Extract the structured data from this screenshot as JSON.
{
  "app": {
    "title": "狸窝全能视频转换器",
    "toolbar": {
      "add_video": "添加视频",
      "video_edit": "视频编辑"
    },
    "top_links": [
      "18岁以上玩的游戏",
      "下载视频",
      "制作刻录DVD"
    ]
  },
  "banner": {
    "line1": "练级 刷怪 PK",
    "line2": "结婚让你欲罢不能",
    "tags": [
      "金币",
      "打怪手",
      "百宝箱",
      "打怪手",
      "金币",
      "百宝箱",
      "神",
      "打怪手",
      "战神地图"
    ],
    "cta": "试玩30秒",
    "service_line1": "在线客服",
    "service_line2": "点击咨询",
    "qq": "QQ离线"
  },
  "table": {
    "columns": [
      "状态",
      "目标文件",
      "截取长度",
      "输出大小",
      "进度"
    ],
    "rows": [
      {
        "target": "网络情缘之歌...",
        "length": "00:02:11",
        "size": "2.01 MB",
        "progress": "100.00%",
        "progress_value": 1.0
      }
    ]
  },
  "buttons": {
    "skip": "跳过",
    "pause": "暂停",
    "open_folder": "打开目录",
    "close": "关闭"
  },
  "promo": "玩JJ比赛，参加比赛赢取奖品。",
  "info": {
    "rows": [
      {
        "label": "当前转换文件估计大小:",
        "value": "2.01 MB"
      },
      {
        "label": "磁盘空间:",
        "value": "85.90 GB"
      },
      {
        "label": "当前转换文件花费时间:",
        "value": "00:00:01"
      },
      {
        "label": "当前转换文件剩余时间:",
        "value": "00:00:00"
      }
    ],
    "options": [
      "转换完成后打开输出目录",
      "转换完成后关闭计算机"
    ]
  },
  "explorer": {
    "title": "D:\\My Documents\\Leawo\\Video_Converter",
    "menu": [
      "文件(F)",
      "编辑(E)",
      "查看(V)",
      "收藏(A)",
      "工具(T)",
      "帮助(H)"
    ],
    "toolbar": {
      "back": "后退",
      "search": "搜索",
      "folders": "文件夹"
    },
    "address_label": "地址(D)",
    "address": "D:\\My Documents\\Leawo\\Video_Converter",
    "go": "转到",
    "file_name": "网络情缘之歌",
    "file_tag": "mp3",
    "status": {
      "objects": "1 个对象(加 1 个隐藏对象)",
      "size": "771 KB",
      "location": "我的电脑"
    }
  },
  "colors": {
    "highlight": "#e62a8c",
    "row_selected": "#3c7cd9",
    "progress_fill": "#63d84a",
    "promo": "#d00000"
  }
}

====

Filter out every line that lacks the word "Leawo", and copy the rest.

    "title": "D:\\My Documents\\Leawo\\Video_Converter",
    "address": "D:\\My Documents\\Leawo\\Video_Converter",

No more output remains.